EXERCISE GOAL: Extract every line below that contains the word "structured".

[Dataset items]
________

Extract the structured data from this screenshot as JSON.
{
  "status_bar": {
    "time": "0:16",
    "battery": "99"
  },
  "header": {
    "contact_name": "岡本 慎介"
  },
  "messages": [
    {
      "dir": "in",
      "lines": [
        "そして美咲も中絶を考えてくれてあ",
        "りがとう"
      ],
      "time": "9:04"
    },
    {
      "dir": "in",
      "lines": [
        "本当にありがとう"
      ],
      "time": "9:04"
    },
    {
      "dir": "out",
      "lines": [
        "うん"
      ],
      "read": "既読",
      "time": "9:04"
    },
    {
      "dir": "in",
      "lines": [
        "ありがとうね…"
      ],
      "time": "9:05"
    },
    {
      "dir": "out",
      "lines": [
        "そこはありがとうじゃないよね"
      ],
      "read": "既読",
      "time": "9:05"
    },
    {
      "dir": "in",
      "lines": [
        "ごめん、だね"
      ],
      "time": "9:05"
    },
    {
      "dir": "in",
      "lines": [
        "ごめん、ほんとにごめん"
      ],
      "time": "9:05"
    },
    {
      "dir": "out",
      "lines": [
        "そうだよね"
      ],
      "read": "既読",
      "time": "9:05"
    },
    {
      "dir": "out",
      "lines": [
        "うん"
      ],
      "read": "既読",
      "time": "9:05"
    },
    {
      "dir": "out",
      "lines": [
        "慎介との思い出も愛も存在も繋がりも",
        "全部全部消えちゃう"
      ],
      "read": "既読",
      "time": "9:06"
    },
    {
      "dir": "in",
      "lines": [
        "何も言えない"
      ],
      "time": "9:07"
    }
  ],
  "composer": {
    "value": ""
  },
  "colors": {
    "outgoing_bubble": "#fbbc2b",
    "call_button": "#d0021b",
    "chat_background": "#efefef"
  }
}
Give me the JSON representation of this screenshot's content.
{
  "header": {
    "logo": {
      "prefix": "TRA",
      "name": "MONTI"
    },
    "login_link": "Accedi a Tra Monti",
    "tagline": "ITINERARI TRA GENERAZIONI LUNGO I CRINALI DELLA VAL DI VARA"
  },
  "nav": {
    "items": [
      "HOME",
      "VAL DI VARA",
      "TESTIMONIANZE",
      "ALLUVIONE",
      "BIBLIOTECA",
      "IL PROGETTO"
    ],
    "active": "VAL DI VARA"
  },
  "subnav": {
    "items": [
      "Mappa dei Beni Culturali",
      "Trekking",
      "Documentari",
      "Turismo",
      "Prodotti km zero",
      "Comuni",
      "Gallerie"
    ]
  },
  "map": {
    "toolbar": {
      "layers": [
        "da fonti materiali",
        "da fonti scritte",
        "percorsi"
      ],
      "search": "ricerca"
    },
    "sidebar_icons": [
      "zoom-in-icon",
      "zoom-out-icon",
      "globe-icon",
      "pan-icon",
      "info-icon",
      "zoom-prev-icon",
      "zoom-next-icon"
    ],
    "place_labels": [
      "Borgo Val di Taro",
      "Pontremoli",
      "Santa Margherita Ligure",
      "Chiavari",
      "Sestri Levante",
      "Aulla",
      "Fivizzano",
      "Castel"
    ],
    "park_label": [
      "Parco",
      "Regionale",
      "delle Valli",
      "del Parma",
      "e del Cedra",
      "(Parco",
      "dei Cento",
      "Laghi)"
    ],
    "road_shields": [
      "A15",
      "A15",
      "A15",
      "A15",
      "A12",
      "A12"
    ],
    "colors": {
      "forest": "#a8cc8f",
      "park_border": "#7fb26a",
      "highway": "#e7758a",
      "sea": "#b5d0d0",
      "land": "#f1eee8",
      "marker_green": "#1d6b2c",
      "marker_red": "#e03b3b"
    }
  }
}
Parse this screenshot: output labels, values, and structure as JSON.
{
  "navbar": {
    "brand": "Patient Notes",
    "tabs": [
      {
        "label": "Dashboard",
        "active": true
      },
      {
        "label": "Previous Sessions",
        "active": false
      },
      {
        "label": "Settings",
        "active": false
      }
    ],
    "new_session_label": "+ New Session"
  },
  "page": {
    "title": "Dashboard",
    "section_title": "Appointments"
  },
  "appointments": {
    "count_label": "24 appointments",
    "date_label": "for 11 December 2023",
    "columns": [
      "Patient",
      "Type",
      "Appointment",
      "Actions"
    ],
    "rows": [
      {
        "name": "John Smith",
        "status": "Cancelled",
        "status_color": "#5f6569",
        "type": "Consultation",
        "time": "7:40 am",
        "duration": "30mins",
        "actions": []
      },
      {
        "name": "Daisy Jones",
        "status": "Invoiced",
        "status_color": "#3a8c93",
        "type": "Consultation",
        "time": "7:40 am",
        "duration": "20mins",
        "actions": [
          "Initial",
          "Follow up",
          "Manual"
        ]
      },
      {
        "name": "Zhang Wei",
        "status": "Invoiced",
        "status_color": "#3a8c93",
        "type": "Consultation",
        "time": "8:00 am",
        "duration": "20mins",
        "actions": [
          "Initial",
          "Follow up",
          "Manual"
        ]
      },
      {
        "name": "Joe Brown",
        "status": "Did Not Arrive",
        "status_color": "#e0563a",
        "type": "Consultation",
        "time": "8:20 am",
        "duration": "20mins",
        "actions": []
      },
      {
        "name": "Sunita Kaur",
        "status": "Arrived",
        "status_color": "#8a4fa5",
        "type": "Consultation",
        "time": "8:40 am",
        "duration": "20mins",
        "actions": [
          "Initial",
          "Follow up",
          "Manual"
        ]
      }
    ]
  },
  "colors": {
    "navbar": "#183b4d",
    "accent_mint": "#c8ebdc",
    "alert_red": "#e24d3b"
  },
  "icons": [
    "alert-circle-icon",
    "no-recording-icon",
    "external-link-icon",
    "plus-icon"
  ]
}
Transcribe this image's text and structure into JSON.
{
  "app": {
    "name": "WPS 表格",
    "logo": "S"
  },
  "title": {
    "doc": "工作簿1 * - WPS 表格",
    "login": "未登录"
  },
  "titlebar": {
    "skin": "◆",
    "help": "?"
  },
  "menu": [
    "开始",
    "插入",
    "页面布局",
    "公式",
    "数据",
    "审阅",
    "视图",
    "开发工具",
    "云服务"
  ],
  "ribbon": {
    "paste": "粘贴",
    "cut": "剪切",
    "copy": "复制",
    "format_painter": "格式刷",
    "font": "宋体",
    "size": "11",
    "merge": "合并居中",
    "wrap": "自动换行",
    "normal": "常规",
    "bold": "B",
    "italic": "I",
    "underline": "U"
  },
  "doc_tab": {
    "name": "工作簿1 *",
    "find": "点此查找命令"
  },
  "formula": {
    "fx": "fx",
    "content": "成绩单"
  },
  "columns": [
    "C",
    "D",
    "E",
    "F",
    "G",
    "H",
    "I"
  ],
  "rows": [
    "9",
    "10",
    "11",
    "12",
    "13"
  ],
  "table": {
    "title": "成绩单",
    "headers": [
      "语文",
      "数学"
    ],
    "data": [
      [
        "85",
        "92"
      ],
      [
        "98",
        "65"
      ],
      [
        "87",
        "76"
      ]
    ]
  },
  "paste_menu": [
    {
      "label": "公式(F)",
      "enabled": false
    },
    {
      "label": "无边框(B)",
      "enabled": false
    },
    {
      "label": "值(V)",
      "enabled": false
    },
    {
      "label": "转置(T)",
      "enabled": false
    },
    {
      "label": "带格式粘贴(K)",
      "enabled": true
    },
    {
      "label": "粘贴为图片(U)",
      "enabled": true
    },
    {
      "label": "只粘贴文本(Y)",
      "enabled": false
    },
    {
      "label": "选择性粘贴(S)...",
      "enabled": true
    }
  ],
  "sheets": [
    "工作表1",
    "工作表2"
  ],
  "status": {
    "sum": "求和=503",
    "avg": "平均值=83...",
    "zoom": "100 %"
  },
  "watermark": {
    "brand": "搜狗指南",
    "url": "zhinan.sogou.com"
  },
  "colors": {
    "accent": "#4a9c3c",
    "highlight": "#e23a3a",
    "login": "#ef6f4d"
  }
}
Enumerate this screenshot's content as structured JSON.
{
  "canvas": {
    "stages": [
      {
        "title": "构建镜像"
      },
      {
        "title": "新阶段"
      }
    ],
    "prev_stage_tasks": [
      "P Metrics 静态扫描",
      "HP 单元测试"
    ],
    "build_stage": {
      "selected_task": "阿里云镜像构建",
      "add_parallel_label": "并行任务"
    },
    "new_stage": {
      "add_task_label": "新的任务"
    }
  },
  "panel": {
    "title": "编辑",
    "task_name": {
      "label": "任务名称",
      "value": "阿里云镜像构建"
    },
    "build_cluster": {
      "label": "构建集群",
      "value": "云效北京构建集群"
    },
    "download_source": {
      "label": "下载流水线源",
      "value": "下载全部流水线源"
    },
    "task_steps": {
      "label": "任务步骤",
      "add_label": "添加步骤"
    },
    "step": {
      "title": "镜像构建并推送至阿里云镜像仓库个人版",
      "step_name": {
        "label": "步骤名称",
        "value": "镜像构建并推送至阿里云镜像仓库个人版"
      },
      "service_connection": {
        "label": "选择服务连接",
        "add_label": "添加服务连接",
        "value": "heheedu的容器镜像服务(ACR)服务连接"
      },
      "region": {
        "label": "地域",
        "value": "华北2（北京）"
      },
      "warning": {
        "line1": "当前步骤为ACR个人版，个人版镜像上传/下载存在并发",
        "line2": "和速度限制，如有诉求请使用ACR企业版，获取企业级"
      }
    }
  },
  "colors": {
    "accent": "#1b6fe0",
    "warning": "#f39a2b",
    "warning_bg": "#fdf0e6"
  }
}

________

EXERCISE SOLUTION:
Extract the structured data from this screenshot as JSON.
Enumerate this screenshot's content as structured JSON.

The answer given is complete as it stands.